Records that describe figures
# # # #
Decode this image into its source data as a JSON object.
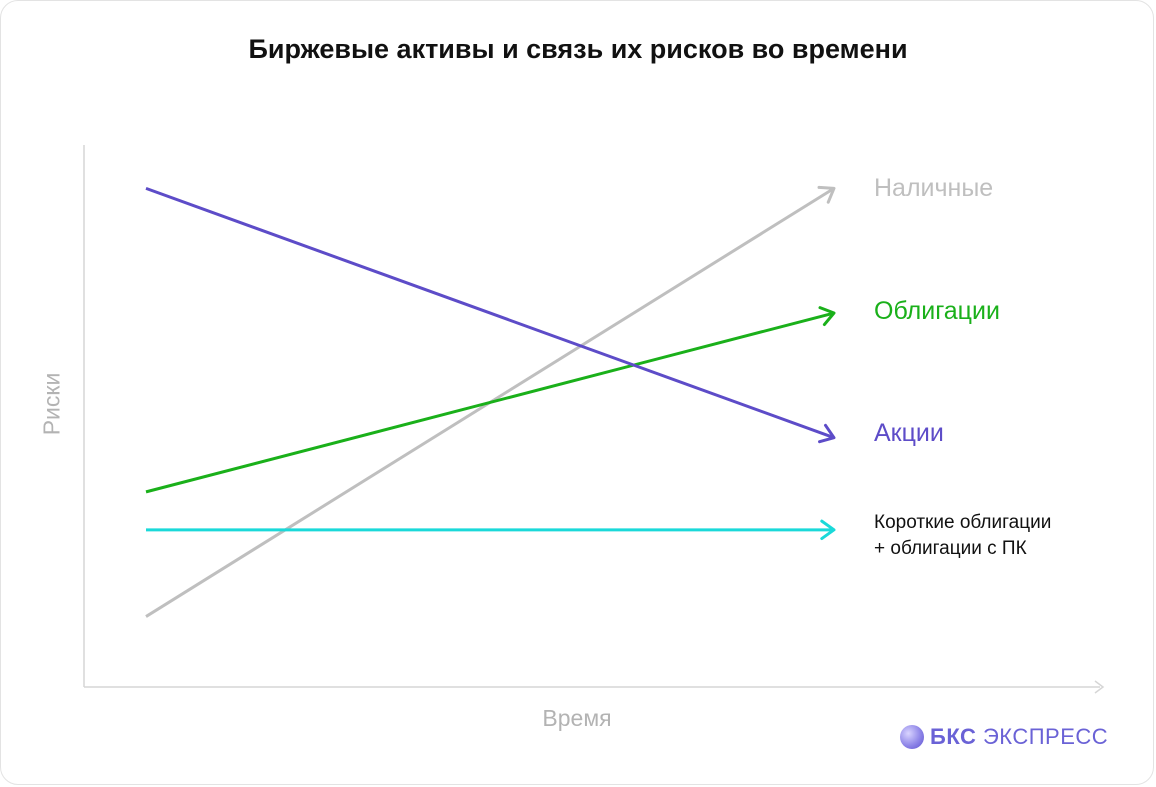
{
  "chart_data": {
    "type": "line",
    "title": "Биржевые активы и связь их рисков во времени",
    "xlabel": "Время",
    "ylabel": "Риски",
    "xlim": [
      0,
      1
    ],
    "ylim": [
      0,
      1
    ],
    "grid": false,
    "series": [
      {
        "key": "cash",
        "name": "Наличные",
        "color": "#bfbfbf",
        "x": [
          0,
          1
        ],
        "y": [
          0.13,
          0.92
        ]
      },
      {
        "key": "bonds",
        "name": "Облигации",
        "color": "#1ab01a",
        "x": [
          0,
          1
        ],
        "y": [
          0.36,
          0.69
        ]
      },
      {
        "key": "stocks",
        "name": "Акции",
        "color": "#5d4cc8",
        "x": [
          0,
          1
        ],
        "y": [
          0.92,
          0.46
        ]
      },
      {
        "key": "short",
        "name": "Короткие облигации\n+ облигации с ПК",
        "color": "#1ad9d9",
        "x": [
          0,
          1
        ],
        "y": [
          0.29,
          0.29
        ]
      }
    ]
  },
  "brand": {
    "bold": "БКС",
    "rest": "ЭКСПРЕСС",
    "color": "#6a62d6"
  }
}
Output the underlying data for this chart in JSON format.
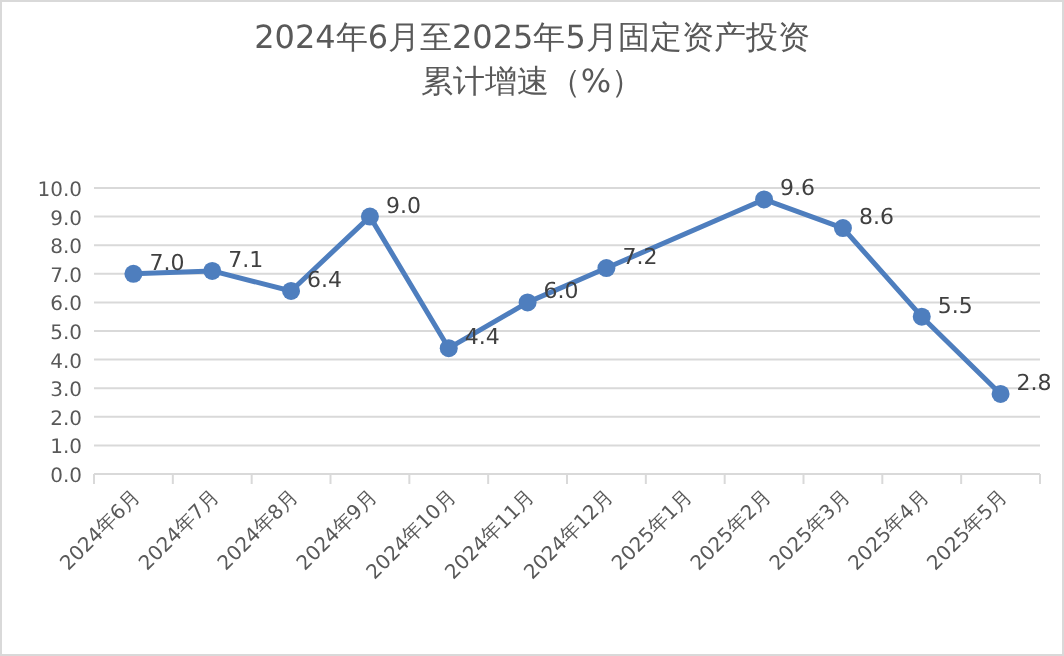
{
  "chart_data": {
    "type": "line",
    "title": "2024年6月至2025年5月固定资产投资累计增速（%）",
    "categories": [
      "2024年6月",
      "2024年7月",
      "2024年8月",
      "2024年9月",
      "2024年10月",
      "2024年11月",
      "2024年12月",
      "2025年1月",
      "2025年2月",
      "2025年3月",
      "2025年4月",
      "2025年5月"
    ],
    "series": [
      {
        "color": "#4e7ebe",
        "values": [
          7.0,
          7.1,
          6.4,
          9.0,
          4.4,
          6.0,
          7.2,
          null,
          9.6,
          8.6,
          5.5,
          2.8
        ],
        "value_labels": [
          "7.0",
          "7.1",
          "6.4",
          "9.0",
          "4.4",
          "6.0",
          "7.2",
          null,
          "9.6",
          "8.6",
          "5.5",
          "2.8"
        ]
      }
    ],
    "ylim": [
      0,
      10
    ],
    "yticks": [
      {
        "value": 0,
        "label": "0.0"
      },
      {
        "value": 1,
        "label": "1.0"
      },
      {
        "value": 2,
        "label": "2.0"
      },
      {
        "value": 3,
        "label": "3.0"
      },
      {
        "value": 4,
        "label": "4.0"
      },
      {
        "value": 5,
        "label": "5.0"
      },
      {
        "value": 6,
        "label": "6.0"
      },
      {
        "value": 7,
        "label": "7.0"
      },
      {
        "value": 8,
        "label": "8.0"
      },
      {
        "value": 9,
        "label": "9.0"
      },
      {
        "value": 10,
        "label": "10.0"
      }
    ],
    "grid": "y",
    "marker": "circle",
    "line_style": "solid"
  }
}
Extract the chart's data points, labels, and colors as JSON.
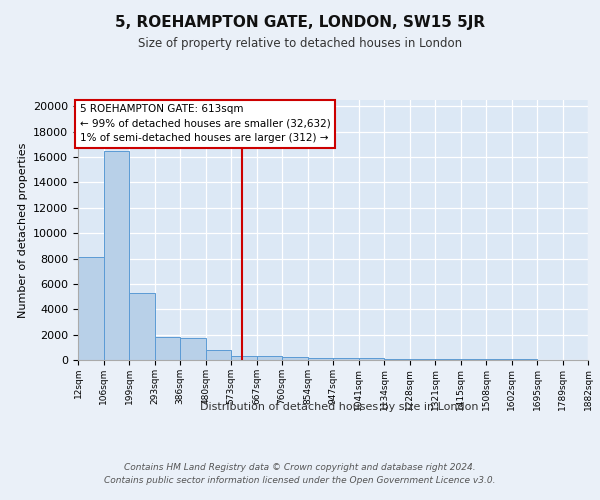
{
  "title": "5, ROEHAMPTON GATE, LONDON, SW15 5JR",
  "subtitle": "Size of property relative to detached houses in London",
  "xlabel": "Distribution of detached houses by size in London",
  "ylabel": "Number of detached properties",
  "bar_edges": [
    12,
    106,
    199,
    293,
    386,
    480,
    573,
    667,
    760,
    854,
    947,
    1041,
    1134,
    1228,
    1321,
    1415,
    1508,
    1602,
    1695,
    1789,
    1882
  ],
  "bar_heights": [
    8100,
    16500,
    5300,
    1800,
    1750,
    750,
    350,
    300,
    200,
    175,
    150,
    125,
    110,
    90,
    75,
    60,
    50,
    40,
    30,
    20
  ],
  "bar_color": "#b8d0e8",
  "bar_edge_color": "#5b9bd5",
  "background_color": "#dce8f5",
  "grid_color": "#ffffff",
  "vline_x": 613,
  "vline_color": "#cc0000",
  "annotation_line1": "5 ROEHAMPTON GATE: 613sqm",
  "annotation_line2": "← 99% of detached houses are smaller (32,632)",
  "annotation_line3": "1% of semi-detached houses are larger (312) →",
  "annotation_box_facecolor": "#ffffff",
  "annotation_box_edgecolor": "#cc0000",
  "ylim": [
    0,
    20500
  ],
  "yticks": [
    0,
    2000,
    4000,
    6000,
    8000,
    10000,
    12000,
    14000,
    16000,
    18000,
    20000
  ],
  "fig_facecolor": "#eaf0f8",
  "footer_line1": "Contains HM Land Registry data © Crown copyright and database right 2024.",
  "footer_line2": "Contains public sector information licensed under the Open Government Licence v3.0."
}
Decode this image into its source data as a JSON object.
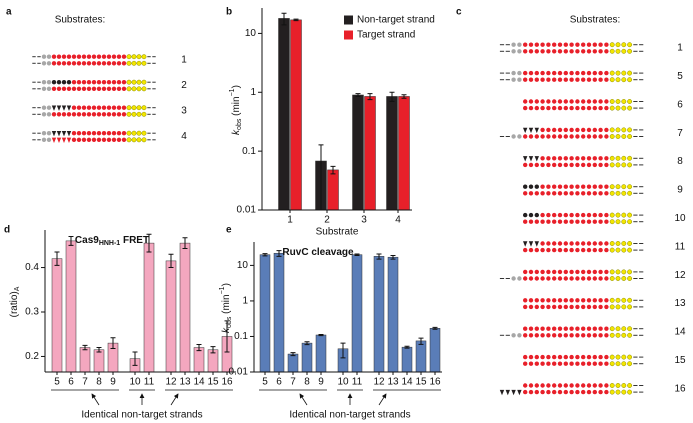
{
  "panel_labels": [
    "a",
    "b",
    "c",
    "d",
    "e"
  ],
  "substrates_a": {
    "title": "Substrates:",
    "labels": [
      "1",
      "2",
      "3",
      "4"
    ]
  },
  "substrates_c": {
    "title": "Substrates:",
    "labels": [
      "1",
      "5",
      "6",
      "7",
      "8",
      "9",
      "10",
      "11",
      "12",
      "13",
      "14",
      "15",
      "16"
    ]
  },
  "chart_data": [
    {
      "type": "bar",
      "ylabel": [
        "k",
        "obs",
        " (min",
        "−1",
        ")"
      ],
      "xlabel": "Substrate",
      "categories": [
        "1",
        "2",
        "3",
        "4"
      ],
      "series": [
        {
          "name": "Non-target strand",
          "color": "#231f20",
          "values": [
            18,
            0.068,
            0.9,
            0.85
          ],
          "errors": [
            4,
            0.06,
            0.05,
            0.15
          ]
        },
        {
          "name": "Target strand",
          "color": "#e8202a",
          "values": [
            17,
            0.048,
            0.85,
            0.85
          ],
          "errors": [
            0.5,
            0.007,
            0.1,
            0.06
          ]
        }
      ],
      "ylim": [
        0.01,
        25
      ],
      "yticks": [
        0.01,
        0.1,
        1,
        10
      ],
      "log_scale": true,
      "legend": "upper right"
    },
    {
      "type": "bar",
      "title": [
        "Cas9",
        "HNH-1",
        " FRET"
      ],
      "ylabel": [
        "(ratio)",
        "A"
      ],
      "categories": [
        "5",
        "6",
        "7",
        "8",
        "9",
        "10",
        "11",
        "12",
        "13",
        "14",
        "15",
        "16"
      ],
      "values": [
        0.42,
        0.46,
        0.22,
        0.215,
        0.23,
        0.195,
        0.455,
        0.415,
        0.455,
        0.22,
        0.215,
        0.245
      ],
      "errors": [
        0.015,
        0.01,
        0.005,
        0.005,
        0.012,
        0.015,
        0.02,
        0.015,
        0.012,
        0.007,
        0.007,
        0.035
      ],
      "color": "#f4a7bf",
      "ylim": [
        0.165,
        0.48
      ],
      "yticks": [
        0.2,
        0.3,
        0.4
      ],
      "log_scale": false,
      "annotation": "Identical non-target strands"
    },
    {
      "type": "bar",
      "title": [
        "RuvC cleavage"
      ],
      "ylabel": [
        "k",
        "obs",
        " (min",
        "−1",
        ")"
      ],
      "categories": [
        "5",
        "6",
        "7",
        "8",
        "9",
        "10",
        "11",
        "12",
        "13",
        "14",
        "15",
        "16"
      ],
      "values": [
        20,
        22,
        0.032,
        0.065,
        0.11,
        0.045,
        20,
        18,
        17,
        0.05,
        0.075,
        0.17
      ],
      "errors": [
        1.5,
        4,
        0.003,
        0.006,
        0.004,
        0.02,
        1,
        3,
        2,
        0.003,
        0.015,
        0.01
      ],
      "color": "#5a7db8",
      "ylim": [
        0.01,
        40
      ],
      "yticks": [
        0.01,
        0.1,
        1,
        10
      ],
      "log_scale": true,
      "annotation": "Identical non-target strands"
    }
  ]
}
# # # #
TASK BRIEF:
Copy out all the records exactly, excluding pictures.

SOLVED EXERCISE:
Decode this image into its source data as a JSON object.
{
  "chart_data": {
    "type": "line",
    "title": "Биржевые активы и связь их рисков во времени",
    "xlabel": "Время",
    "ylabel": "Риски",
    "xlim": [
      0,
      1
    ],
    "ylim": [
      0,
      1
    ],
    "grid": false,
    "series": [
      {
        "key": "cash",
        "name": "Наличные",
        "color": "#bfbfbf",
        "x": [
          0,
          1
        ],
        "y": [
          0.13,
          0.92
        ]
      },
      {
        "key": "bonds",
        "name": "Облигации",
        "color": "#1ab01a",
        "x": [
          0,
          1
        ],
        "y": [
          0.36,
          0.69
        ]
      },
      {
        "key": "stocks",
        "name": "Акции",
        "color": "#5d4cc8",
        "x": [
          0,
          1
        ],
        "y": [
          0.92,
          0.46
        ]
      },
      {
        "key": "short",
        "name": "Короткие облигации\n+ облигации с ПК",
        "color": "#1ad9d9",
        "x": [
          0,
          1
        ],
        "y": [
          0.29,
          0.29
        ]
      }
    ]
  },
  "brand": {
    "bold": "БКС",
    "rest": "ЭКСПРЕСС",
    "color": "#6a62d6"
  }
}
Output the underlying data for this chart in JSON format.
{
  "chart_data": {
    "type": "line",
    "title": "2024年6月至2025年5月固定资产投资累计增速（%）",
    "categories": [
      "2024年6月",
      "2024年7月",
      "2024年8月",
      "2024年9月",
      "2024年10月",
      "2024年11月",
      "2024年12月",
      "2025年1月",
      "2025年2月",
      "2025年3月",
      "2025年4月",
      "2025年5月"
    ],
    "series": [
      {
        "color": "#4e7ebe",
        "values": [
          7.0,
          7.1,
          6.4,
          9.0,
          4.4,
          6.0,
          7.2,
          null,
          9.6,
          8.6,
          5.5,
          2.8
        ],
        "value_labels": [
          "7.0",
          "7.1",
          "6.4",
          "9.0",
          "4.4",
          "6.0",
          "7.2",
          null,
          "9.6",
          "8.6",
          "5.5",
          "2.8"
        ]
      }
    ],
    "ylim": [
      0,
      10
    ],
    "yticks": [
      {
        "value": 0,
        "label": "0.0"
      },
      {
        "value": 1,
        "label": "1.0"
      },
      {
        "value": 2,
        "label": "2.0"
      },
      {
        "value": 3,
        "label": "3.0"
      },
      {
        "value": 4,
        "label": "4.0"
      },
      {
        "value": 5,
        "label": "5.0"
      },
      {
        "value": 6,
        "label": "6.0"
      },
      {
        "value": 7,
        "label": "7.0"
      },
      {
        "value": 8,
        "label": "8.0"
      },
      {
        "value": 9,
        "label": "9.0"
      },
      {
        "value": 10,
        "label": "10.0"
      }
    ],
    "grid": "y",
    "marker": "circle",
    "line_style": "solid"
  }
}
Extract the chart's data points, labels, and colors as JSON.
{
  "title": "5, ROEHAMPTON GATE, LONDON, SW15 5JR",
  "subtitle": "Size of property relative to detached houses in London",
  "xlabel": "Distribution of detached houses by size in London",
  "ylabel": "Number of detached properties",
  "bar_edges": [
    12,
    106,
    199,
    293,
    386,
    480,
    573,
    667,
    760,
    854,
    947,
    1041,
    1134,
    1228,
    1321,
    1415,
    1508,
    1602,
    1695,
    1789,
    1882
  ],
  "bar_heights": [
    8100,
    16500,
    5300,
    1800,
    1750,
    750,
    350,
    300,
    200,
    175,
    150,
    125,
    110,
    90,
    75,
    60,
    50,
    40,
    30,
    20
  ],
  "bar_color": "#b8d0e8",
  "bar_edge_color": "#5b9bd5",
  "background_color": "#dce8f5",
  "grid_color": "#ffffff",
  "vline_x": 613,
  "vline_color": "#cc0000",
  "annotation_line1": "5 ROEHAMPTON GATE: 613sqm",
  "annotation_line2": "← 99% of detached houses are smaller (32,632)",
  "annotation_line3": "1% of semi-detached houses are larger (312) →",
  "annotation_box_facecolor": "#ffffff",
  "annotation_box_edgecolor": "#cc0000",
  "ylim": [
    0,
    20500
  ],
  "yticks": [
    0,
    2000,
    4000,
    6000,
    8000,
    10000,
    12000,
    14000,
    16000,
    18000,
    20000
  ],
  "fig_facecolor": "#eaf0f8",
  "footer_line1": "Contains HM Land Registry data © Crown copyright and database right 2024.",
  "footer_line2": "Contains public sector information licensed under the Open Government Licence v3.0."
}
Decode this image into its source data as a JSON object.
{
  "panel_labels": [
    "a",
    "b",
    "c",
    "d",
    "e"
  ],
  "substrates_a": {
    "title": "Substrates:",
    "labels": [
      "1",
      "2",
      "3",
      "4"
    ]
  },
  "substrates_c": {
    "title": "Substrates:",
    "labels": [
      "1",
      "5",
      "6",
      "7",
      "8",
      "9",
      "10",
      "11",
      "12",
      "13",
      "14",
      "15",
      "16"
    ]
  },
  "chart_data": [
    {
      "type": "bar",
      "ylabel": [
        "k",
        "obs",
        " (min",
        "−1",
        ")"
      ],
      "xlabel": "Substrate",
      "categories": [
        "1",
        "2",
        "3",
        "4"
      ],
      "series": [
        {
          "name": "Non-target strand",
          "color": "#231f20",
          "values": [
            18,
            0.068,
            0.9,
            0.85
          ],
          "errors": [
            4,
            0.06,
            0.05,
            0.15
          ]
        },
        {
          "name": "Target strand",
          "color": "#e8202a",
          "values": [
            17,
            0.048,
            0.85,
            0.85
          ],
          "errors": [
            0.5,
            0.007,
            0.1,
            0.06
          ]
        }
      ],
      "ylim": [
        0.01,
        25
      ],
      "yticks": [
        0.01,
        0.1,
        1,
        10
      ],
      "log_scale": true,
      "legend": "upper right"
    },
    {
      "type": "bar",
      "title": [
        "Cas9",
        "HNH-1",
        " FRET"
      ],
      "ylabel": [
        "(ratio)",
        "A"
      ],
      "categories": [
        "5",
        "6",
        "7",
        "8",
        "9",
        "10",
        "11",
        "12",
        "13",
        "14",
        "15",
        "16"
      ],
      "values": [
        0.42,
        0.46,
        0.22,
        0.215,
        0.23,
        0.195,
        0.455,
        0.415,
        0.455,
        0.22,
        0.215,
        0.245
      ],
      "errors": [
        0.015,
        0.01,
        0.005,
        0.005,
        0.012,
        0.015,
        0.02,
        0.015,
        0.012,
        0.007,
        0.007,
        0.035
      ],
      "color": "#f4a7bf",
      "ylim": [
        0.165,
        0.48
      ],
      "yticks": [
        0.2,
        0.3,
        0.4
      ],
      "log_scale": false,
      "annotation": "Identical non-target strands"
    },
    {
      "type": "bar",
      "title": [
        "RuvC cleavage"
      ],
      "ylabel": [
        "k",
        "obs",
        " (min",
        "−1",
        ")"
      ],
      "categories": [
        "5",
        "6",
        "7",
        "8",
        "9",
        "10",
        "11",
        "12",
        "13",
        "14",
        "15",
        "16"
      ],
      "values": [
        20,
        22,
        0.032,
        0.065,
        0.11,
        0.045,
        20,
        18,
        17,
        0.05,
        0.075,
        0.17
      ],
      "errors": [
        1.5,
        4,
        0.003,
        0.006,
        0.004,
        0.02,
        1,
        3,
        2,
        0.003,
        0.015,
        0.01
      ],
      "color": "#5a7db8",
      "ylim": [
        0.01,
        40
      ],
      "yticks": [
        0.01,
        0.1,
        1,
        10
      ],
      "log_scale": true,
      "annotation": "Identical non-target strands"
    }
  ]
}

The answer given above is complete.